• [SHORT EXERCISE] Go through the listing and return every line with "Mwangi" in it.

===== EXCERPTED DATA =====

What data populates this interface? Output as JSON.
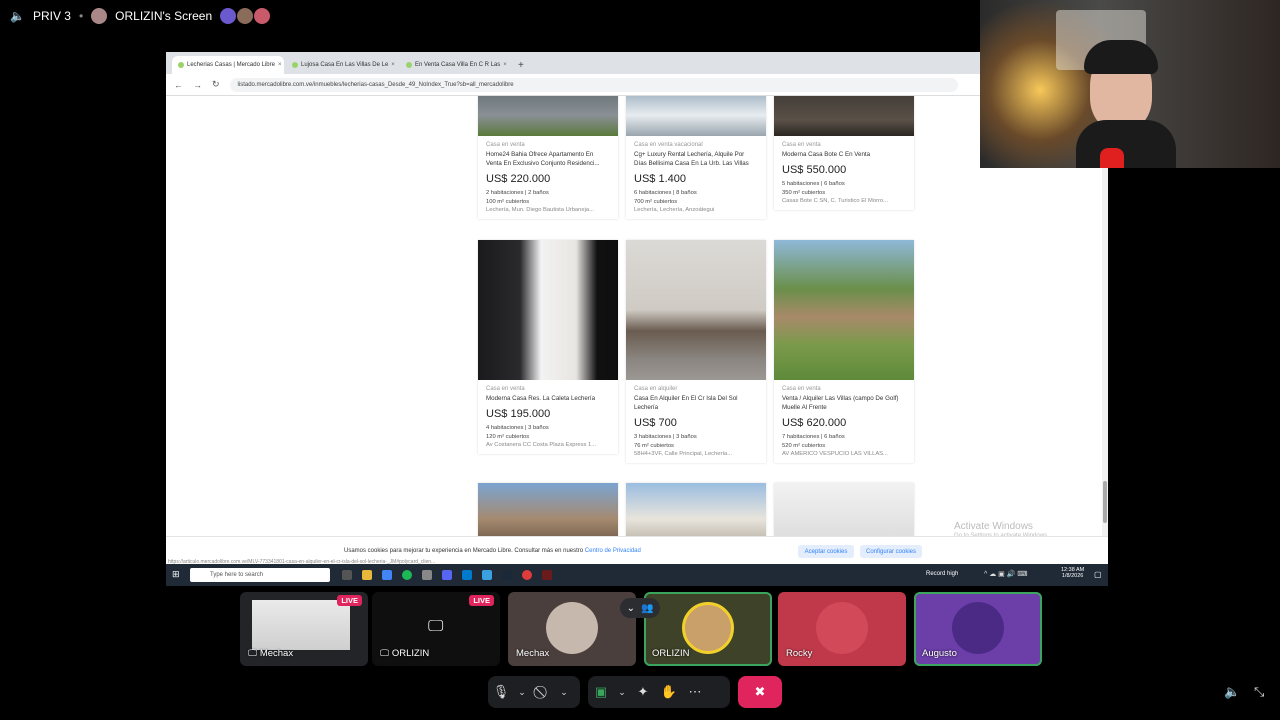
{
  "topbar": {
    "channel": "PRIV 3",
    "screen_label": "ORLIZIN's Screen"
  },
  "browser": {
    "tabs": [
      {
        "label": "Lecherias Casas | Mercado Libre"
      },
      {
        "label": "Lujosa Casa En Las Villas De Le"
      },
      {
        "label": "En Venta Casa Villa En C R Las"
      }
    ],
    "url": "listado.mercadolibre.com.ve/inmuebles/lecherias-casas_Desde_49_NoIndex_True?sb=all_mercadolibre"
  },
  "listings": [
    {
      "category": "Casa en venta",
      "title": "Home24 Bahia Ofrece Apartamento En Venta En Exclusivo Conjunto Residenci...",
      "price": "US$ 220.000",
      "attr1": "2 habitaciones | 2 baños",
      "attr2": "100 m² cubiertos",
      "location": "Lechería, Mun. Diego Bautista Urbaneja..."
    },
    {
      "category": "Casa en venta vacacional",
      "title": "Cg+ Luxury Rental Lechería, Alquile Por Días Bellisima Casa En La Urb. Las Villas",
      "price": "US$ 1.400",
      "attr1": "6 habitaciones | 8 baños",
      "attr2": "700 m² cubiertos",
      "location": "Lechería, Lechería, Anzoátegui"
    },
    {
      "category": "Casa en venta",
      "title": "Moderna Casa Bote C En Venta",
      "price": "US$ 550.000",
      "attr1": "5 habitaciones | 6 baños",
      "attr2": "350 m² cubiertos",
      "location": "Casas Bote C SN, C. Turistico El Morro..."
    },
    {
      "category": "Casa en venta",
      "title": "Moderna Casa Res. La Caleta Lechería",
      "price": "US$ 195.000",
      "attr1": "4 habitaciones | 3 baños",
      "attr2": "120 m² cubiertos",
      "location": "Av Costanera CC Costa Plaza Express 1..."
    },
    {
      "category": "Casa en alquiler",
      "title": "Casa En Alquiler En El Cr Isla Del Sol Lechería",
      "price": "US$ 700",
      "attr1": "3 habitaciones | 3 baños",
      "attr2": "76 m² cubiertos",
      "location": "58H4+3VF, Calle Principal, Lechería..."
    },
    {
      "category": "Casa en venta",
      "title": "Venta / Alquiler Las Villas (campo De Golf) Muelle Al Frente",
      "price": "US$ 620.000",
      "attr1": "7 habitaciones | 6 baños",
      "attr2": "520 m² cubiertos",
      "location": "AV AMERICO VESPUCIO LAS VILLAS..."
    }
  ],
  "cookie": {
    "text": "Usamos cookies para mejorar tu experiencia en Mercado Libre. Consultar más en nuestro",
    "link": "Centro de Privacidad",
    "accept": "Aceptar cookies",
    "configure": "Configurar cookies"
  },
  "windows": {
    "activate_title": "Activate Windows",
    "activate_sub": "Go to Settings to activate Windows.",
    "search": "Type here to search",
    "record": "Record high",
    "time": "12:38 AM",
    "date": "1/8/2026",
    "tooltip": "https://articulo.mercadolibre.com.ve/MLV-773341801-casa-en-alquiler-en-el-cr-isla-del-sol-lecheria-_JM#polycard_clien..."
  },
  "participants": [
    {
      "name": "Mechax",
      "live": "LIVE"
    },
    {
      "name": "ORLIZIN",
      "live": "LIVE"
    },
    {
      "name": "Mechax"
    },
    {
      "name": "ORLIZIN"
    },
    {
      "name": "Rocky"
    },
    {
      "name": "Augusto"
    }
  ],
  "colors": {
    "hangup": "#e0245e",
    "accent_green": "#3ba55d",
    "live": "#e0245e"
  }
}
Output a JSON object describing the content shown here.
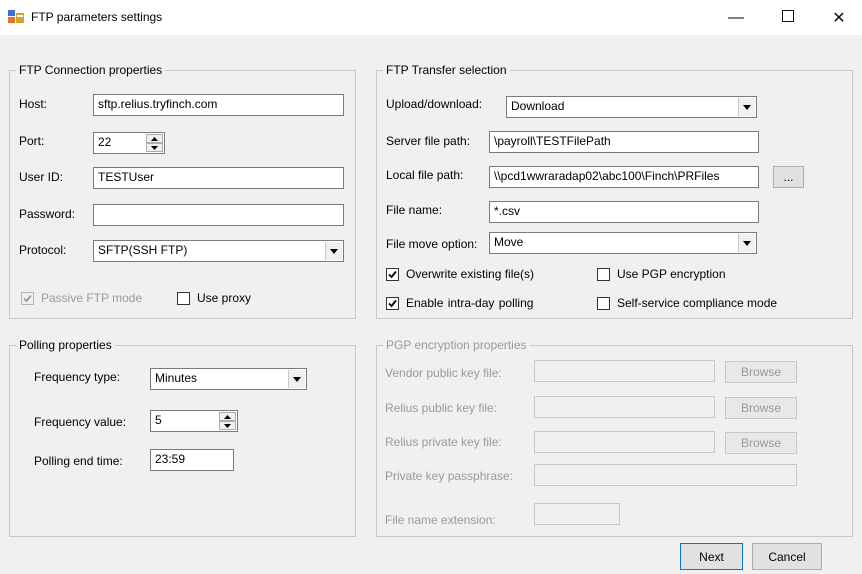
{
  "window": {
    "title": "FTP parameters settings",
    "minimize_glyph": "—",
    "maximize_glyph": "☐",
    "close_glyph": "✕"
  },
  "connection": {
    "group_title": "FTP Connection properties",
    "host_label": "Host:",
    "host_value": "sftp.relius.tryfinch.com",
    "port_label": "Port:",
    "port_value": "22",
    "userid_label": "User ID:",
    "userid_value": "TESTUser",
    "password_label": "Password:",
    "password_value": "",
    "protocol_label": "Protocol:",
    "protocol_value": "SFTP(SSH FTP)",
    "passive_label": "Passive FTP mode",
    "passive_checked": true,
    "proxy_label": "Use proxy",
    "proxy_checked": false
  },
  "transfer": {
    "group_title": "FTP Transfer selection",
    "updown_label": "Upload/download:",
    "updown_value": "Download",
    "server_path_label": "Server file path:",
    "server_path_value": "\\payroll\\TESTFilePath",
    "local_path_label": "Local file path:",
    "local_path_value": "\\\\pcd1wwraradap02\\abc100\\Finch\\PRFiles",
    "browse_label": "...",
    "filename_label": "File name:",
    "filename_value": "*.csv",
    "move_label": "File move option:",
    "move_value": "Move",
    "overwrite_label": "Overwrite existing file(s)",
    "overwrite_checked": true,
    "intraday_label": "Enable  intra-day  polling",
    "intraday_checked": true,
    "pgp_label": "Use PGP encryption",
    "pgp_checked": false,
    "selfservice_label": "Self-service compliance mode",
    "selfservice_checked": false
  },
  "polling": {
    "group_title": "Polling properties",
    "freq_type_label": "Frequency type:",
    "freq_type_value": "Minutes",
    "freq_value_label": "Frequency value:",
    "freq_value": "5",
    "end_time_label": "Polling end time:",
    "end_time_value": "23:59"
  },
  "pgp": {
    "group_title": "PGP encryption properties",
    "vendor_label": "Vendor public key file:",
    "relius_public_label": "Relius public key file:",
    "relius_private_label": "Relius private key file:",
    "passphrase_label": "Private key passphrase:",
    "extension_label": "File name extension:",
    "browse_label": "Browse"
  },
  "footer": {
    "next_label": "Next",
    "cancel_label": "Cancel"
  }
}
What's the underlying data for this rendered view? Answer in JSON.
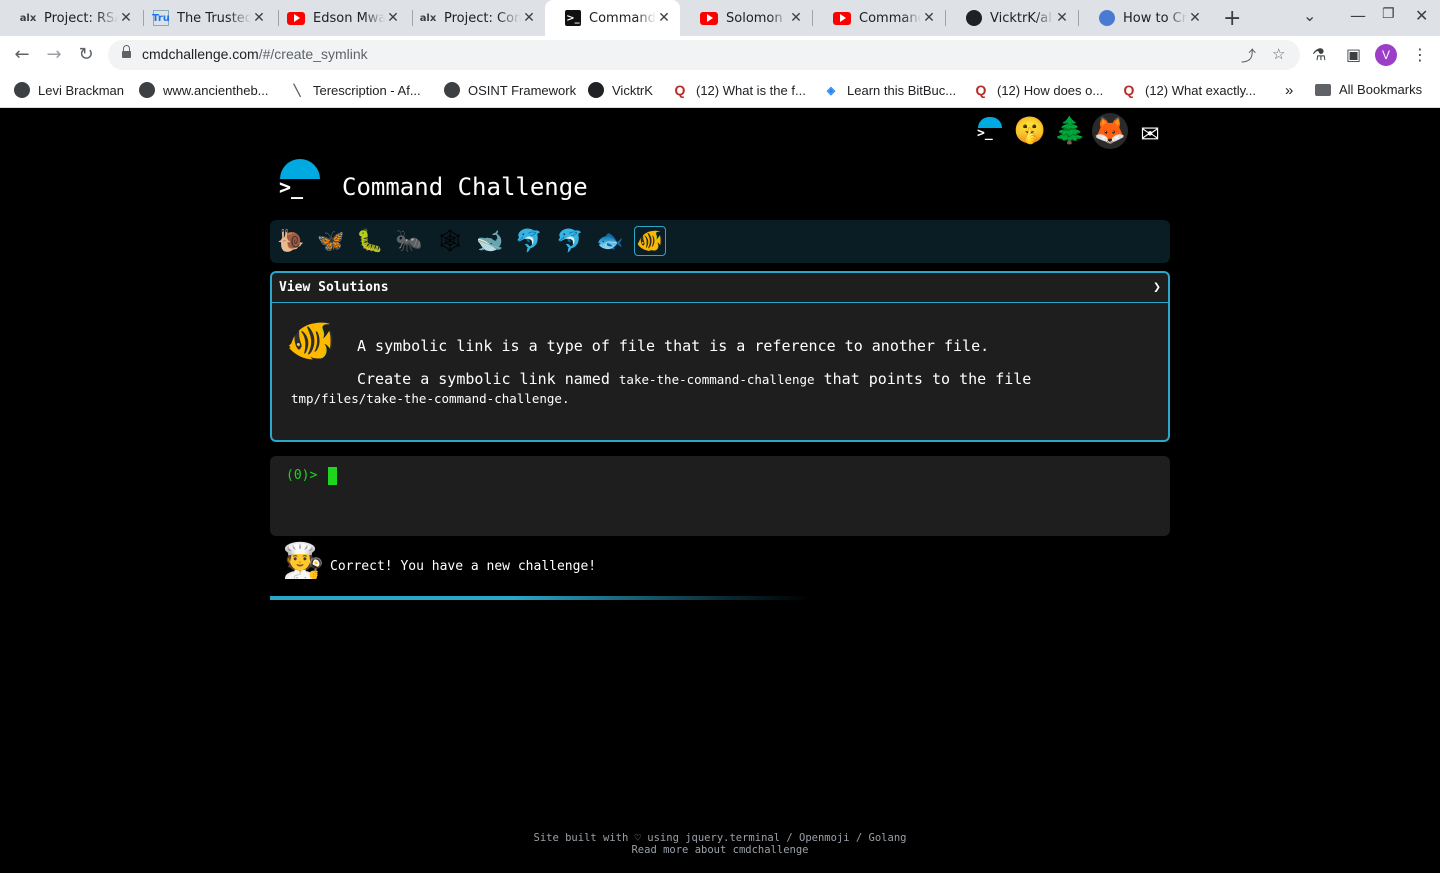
{
  "browser": {
    "tabs": [
      {
        "title": "Project: RSA Factoring Challenge",
        "favicon": "alx-icon"
      },
      {
        "title": "The Trusted Tech Talent Platform",
        "favicon": "tru-icon"
      },
      {
        "title": "Edson Mwangi",
        "favicon": "youtube-icon"
      },
      {
        "title": "Project: Command line",
        "favicon": "alx-icon"
      },
      {
        "title": "Command Challenge",
        "favicon": "terminal-icon",
        "active": true
      },
      {
        "title": "Solomon Mwangi",
        "favicon": "youtube-icon"
      },
      {
        "title": "Command Line",
        "favicon": "youtube-icon"
      },
      {
        "title": "VicktrK/alx",
        "favicon": "github-icon"
      },
      {
        "title": "How to Create",
        "favicon": "globe-icon"
      }
    ],
    "url_host": "cmdchallenge.com",
    "url_path": "/#/create_symlink",
    "avatar_letter": "V",
    "bookmarks": [
      {
        "label": "Levi Brackman",
        "icon": "globe-icon"
      },
      {
        "label": "www.ancientheb...",
        "icon": "globe-icon"
      },
      {
        "label": "Terescription - Af...",
        "icon": "pen-icon"
      },
      {
        "label": "OSINT Framework",
        "icon": "globe-icon"
      },
      {
        "label": "VicktrK",
        "icon": "github-icon"
      },
      {
        "label": "(12) What is the f...",
        "icon": "quora-icon"
      },
      {
        "label": "Learn this BitBuc...",
        "icon": "bitbucket-icon"
      },
      {
        "label": "(12) How does o...",
        "icon": "quora-icon"
      },
      {
        "label": "(12) What exactly...",
        "icon": "quora-icon"
      }
    ],
    "more_bookmarks": "»",
    "all_bookmarks": "All Bookmarks"
  },
  "page": {
    "title": "Command Challenge",
    "levels": [
      "🐌",
      "🦋",
      "🐛",
      "🐜",
      "🕸",
      "🐋",
      "🐬",
      "🐬",
      "🐟",
      "🐠"
    ],
    "social": [
      "🤫",
      "🌲",
      "🦊",
      "✉"
    ],
    "challenge": {
      "header": "View Solutions",
      "toggle": "❯",
      "icon": "🐠",
      "intro": "A symbolic link is a type of file that is a reference to another file.",
      "task_prefix": "Create a symbolic link named",
      "link_name": "take-the-command-challenge",
      "task_middle": "that points to the file",
      "target": "tmp/files/take-the-command-challenge",
      "task_suffix": "."
    },
    "terminal": {
      "prompt": "(0)>"
    },
    "feedback": {
      "icon": "🧑‍🍳",
      "message": "Correct! You have a new challenge!"
    },
    "footer": {
      "line1": "Site built with ♡ using jquery.terminal / Openmoji / Golang",
      "line2": "Read more about cmdchallenge"
    }
  }
}
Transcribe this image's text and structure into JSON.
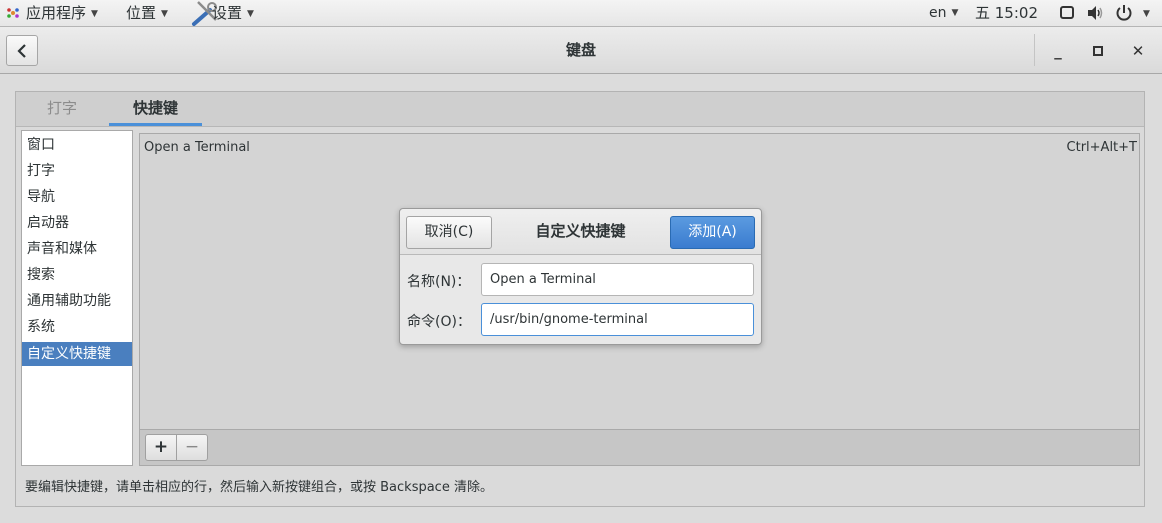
{
  "panel": {
    "apps_label": "应用程序",
    "places_label": "位置",
    "settings_label": "设置",
    "language": "en",
    "clock": "五 15:02"
  },
  "window": {
    "title": "键盘"
  },
  "tabs": [
    {
      "label": "打字",
      "active": false
    },
    {
      "label": "快捷键",
      "active": true
    }
  ],
  "sidebar": {
    "items": [
      {
        "label": "窗口"
      },
      {
        "label": "打字"
      },
      {
        "label": "导航"
      },
      {
        "label": "启动器"
      },
      {
        "label": "声音和媒体"
      },
      {
        "label": "搜索"
      },
      {
        "label": "通用辅助功能"
      },
      {
        "label": "系统"
      },
      {
        "label": "自定义快捷键",
        "selected": true
      }
    ]
  },
  "shortcuts": {
    "rows": [
      {
        "name": "Open a Terminal",
        "accel": "Ctrl+Alt+T"
      }
    ],
    "add_label": "+",
    "remove_label": "−"
  },
  "hint": "要编辑快捷键，请单击相应的行，然后输入新按键组合，或按 Backspace 清除。",
  "dialog": {
    "title": "自定义快捷键",
    "cancel_label": "取消(C)",
    "add_label": "添加(A)",
    "name_label": "名称(N)：",
    "name_value": "Open a Terminal",
    "command_label": "命令(O)：",
    "command_value": "/usr/bin/gnome-terminal"
  },
  "colors": {
    "accent": "#4a90d9",
    "selection": "#4a7fbf",
    "primary_button": "#3a7ccf"
  }
}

=====

• [SOLUTION TO THIS PROBLEM]
        "title": "Edson Mwangi",
        "title": "Solomon Mwangi",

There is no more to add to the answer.